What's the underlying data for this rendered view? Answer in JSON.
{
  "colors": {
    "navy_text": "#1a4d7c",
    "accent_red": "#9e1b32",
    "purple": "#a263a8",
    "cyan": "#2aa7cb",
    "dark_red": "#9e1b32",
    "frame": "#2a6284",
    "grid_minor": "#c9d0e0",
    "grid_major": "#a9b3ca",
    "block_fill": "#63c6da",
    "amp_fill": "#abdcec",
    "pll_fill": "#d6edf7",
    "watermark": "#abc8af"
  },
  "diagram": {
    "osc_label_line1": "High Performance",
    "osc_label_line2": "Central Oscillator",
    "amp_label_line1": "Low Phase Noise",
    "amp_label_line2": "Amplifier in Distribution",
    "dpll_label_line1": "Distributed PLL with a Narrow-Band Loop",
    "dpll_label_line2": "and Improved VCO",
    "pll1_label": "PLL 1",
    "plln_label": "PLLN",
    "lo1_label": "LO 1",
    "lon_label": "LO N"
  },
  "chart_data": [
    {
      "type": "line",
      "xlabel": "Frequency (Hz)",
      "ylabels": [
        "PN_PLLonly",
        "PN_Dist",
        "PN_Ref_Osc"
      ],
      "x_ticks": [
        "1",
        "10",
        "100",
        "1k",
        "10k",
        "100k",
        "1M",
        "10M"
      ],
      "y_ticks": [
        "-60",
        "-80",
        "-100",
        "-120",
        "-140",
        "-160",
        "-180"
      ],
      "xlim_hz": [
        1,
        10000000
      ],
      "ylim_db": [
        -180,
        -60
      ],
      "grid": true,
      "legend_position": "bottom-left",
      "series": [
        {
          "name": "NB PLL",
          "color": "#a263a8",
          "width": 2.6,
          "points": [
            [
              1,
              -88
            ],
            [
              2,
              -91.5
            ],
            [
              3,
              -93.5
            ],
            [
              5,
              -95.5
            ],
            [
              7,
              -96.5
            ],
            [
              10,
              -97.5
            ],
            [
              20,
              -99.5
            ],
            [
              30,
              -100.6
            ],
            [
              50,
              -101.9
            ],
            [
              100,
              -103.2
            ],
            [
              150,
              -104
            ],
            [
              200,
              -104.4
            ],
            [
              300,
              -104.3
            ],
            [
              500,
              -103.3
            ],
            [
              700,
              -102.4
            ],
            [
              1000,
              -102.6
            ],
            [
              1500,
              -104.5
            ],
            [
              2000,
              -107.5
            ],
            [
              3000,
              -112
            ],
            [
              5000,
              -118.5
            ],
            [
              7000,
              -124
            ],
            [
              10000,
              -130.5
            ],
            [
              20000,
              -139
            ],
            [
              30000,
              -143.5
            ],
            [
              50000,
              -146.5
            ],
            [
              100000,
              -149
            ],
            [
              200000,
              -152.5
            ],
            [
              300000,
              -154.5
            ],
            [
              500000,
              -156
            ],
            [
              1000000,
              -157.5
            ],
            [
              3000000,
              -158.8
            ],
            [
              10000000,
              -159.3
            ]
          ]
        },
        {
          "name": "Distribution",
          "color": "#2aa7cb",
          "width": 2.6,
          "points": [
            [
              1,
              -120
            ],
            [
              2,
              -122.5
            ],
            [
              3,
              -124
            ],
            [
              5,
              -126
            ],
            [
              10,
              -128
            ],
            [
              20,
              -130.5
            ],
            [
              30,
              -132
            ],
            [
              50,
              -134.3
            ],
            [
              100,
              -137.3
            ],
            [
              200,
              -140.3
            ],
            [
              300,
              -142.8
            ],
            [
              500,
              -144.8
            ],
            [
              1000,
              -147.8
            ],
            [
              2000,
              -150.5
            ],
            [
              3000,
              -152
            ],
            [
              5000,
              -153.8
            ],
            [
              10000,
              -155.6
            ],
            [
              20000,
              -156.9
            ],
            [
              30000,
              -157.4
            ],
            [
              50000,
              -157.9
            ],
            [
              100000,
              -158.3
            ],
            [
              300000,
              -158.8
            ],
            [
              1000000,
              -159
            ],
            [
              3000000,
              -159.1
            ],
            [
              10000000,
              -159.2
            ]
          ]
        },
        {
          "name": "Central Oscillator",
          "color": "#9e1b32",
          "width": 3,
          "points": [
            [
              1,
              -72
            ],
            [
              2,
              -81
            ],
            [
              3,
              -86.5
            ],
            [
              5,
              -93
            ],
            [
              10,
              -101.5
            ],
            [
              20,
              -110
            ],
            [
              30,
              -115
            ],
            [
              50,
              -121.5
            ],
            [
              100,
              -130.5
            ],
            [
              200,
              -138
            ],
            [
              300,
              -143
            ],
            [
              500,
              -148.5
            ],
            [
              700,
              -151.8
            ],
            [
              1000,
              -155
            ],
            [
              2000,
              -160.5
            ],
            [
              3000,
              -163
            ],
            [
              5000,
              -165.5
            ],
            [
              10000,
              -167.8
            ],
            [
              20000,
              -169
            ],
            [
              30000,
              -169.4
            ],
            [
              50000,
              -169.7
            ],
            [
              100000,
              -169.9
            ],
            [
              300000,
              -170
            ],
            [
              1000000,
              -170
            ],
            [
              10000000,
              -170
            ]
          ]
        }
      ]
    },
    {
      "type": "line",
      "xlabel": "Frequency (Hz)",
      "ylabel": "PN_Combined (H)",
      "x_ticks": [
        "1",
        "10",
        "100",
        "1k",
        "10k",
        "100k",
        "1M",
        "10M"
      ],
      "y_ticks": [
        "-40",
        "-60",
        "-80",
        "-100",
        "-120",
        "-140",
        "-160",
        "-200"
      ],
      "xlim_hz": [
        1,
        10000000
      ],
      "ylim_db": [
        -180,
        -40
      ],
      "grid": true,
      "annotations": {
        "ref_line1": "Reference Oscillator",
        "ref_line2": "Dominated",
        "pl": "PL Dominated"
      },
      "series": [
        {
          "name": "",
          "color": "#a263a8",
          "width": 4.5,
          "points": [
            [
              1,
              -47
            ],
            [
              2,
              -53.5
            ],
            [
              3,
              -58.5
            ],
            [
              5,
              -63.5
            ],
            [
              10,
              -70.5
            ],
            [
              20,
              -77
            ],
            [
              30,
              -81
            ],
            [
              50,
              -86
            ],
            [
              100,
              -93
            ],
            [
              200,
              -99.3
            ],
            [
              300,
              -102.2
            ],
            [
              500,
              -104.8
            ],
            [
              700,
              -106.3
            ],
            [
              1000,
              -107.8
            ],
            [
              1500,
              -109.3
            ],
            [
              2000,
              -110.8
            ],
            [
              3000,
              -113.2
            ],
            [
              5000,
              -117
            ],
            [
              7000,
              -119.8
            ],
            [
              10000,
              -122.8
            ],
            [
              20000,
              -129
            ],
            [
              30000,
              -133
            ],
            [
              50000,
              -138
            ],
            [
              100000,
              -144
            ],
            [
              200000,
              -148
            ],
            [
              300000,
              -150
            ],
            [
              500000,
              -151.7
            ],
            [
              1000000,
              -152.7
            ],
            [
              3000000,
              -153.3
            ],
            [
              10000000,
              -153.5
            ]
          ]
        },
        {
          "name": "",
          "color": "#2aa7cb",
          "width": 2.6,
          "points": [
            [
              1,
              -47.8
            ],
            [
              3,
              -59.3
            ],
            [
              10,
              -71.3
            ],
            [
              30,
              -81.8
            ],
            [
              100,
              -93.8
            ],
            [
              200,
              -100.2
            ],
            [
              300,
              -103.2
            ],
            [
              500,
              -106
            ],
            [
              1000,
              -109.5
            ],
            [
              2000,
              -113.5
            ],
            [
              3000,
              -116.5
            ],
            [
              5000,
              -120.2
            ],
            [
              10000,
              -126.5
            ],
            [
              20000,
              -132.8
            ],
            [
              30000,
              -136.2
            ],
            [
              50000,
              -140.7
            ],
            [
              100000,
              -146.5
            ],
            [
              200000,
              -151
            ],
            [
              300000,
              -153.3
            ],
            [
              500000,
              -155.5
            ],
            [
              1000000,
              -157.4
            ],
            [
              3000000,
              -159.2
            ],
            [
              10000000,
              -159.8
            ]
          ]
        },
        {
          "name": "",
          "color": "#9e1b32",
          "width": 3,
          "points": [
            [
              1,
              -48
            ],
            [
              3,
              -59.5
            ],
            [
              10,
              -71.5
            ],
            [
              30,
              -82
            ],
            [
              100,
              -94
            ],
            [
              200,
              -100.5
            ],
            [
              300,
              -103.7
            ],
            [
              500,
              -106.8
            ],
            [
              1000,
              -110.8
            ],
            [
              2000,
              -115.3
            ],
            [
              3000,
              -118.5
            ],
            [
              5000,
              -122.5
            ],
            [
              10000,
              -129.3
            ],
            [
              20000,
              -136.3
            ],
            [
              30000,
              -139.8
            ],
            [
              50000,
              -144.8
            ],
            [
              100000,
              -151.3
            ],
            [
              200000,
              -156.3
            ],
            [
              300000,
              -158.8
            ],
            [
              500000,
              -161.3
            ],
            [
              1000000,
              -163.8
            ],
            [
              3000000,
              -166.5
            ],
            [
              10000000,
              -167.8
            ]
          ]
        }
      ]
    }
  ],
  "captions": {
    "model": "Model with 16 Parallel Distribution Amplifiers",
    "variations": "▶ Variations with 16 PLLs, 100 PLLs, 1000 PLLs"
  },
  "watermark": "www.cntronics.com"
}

□ □ □

All lines in the data that contain the word "Central" should be copied.

    "osc_label_line2": "Central Oscillator",
          "name": "Central Oscillator",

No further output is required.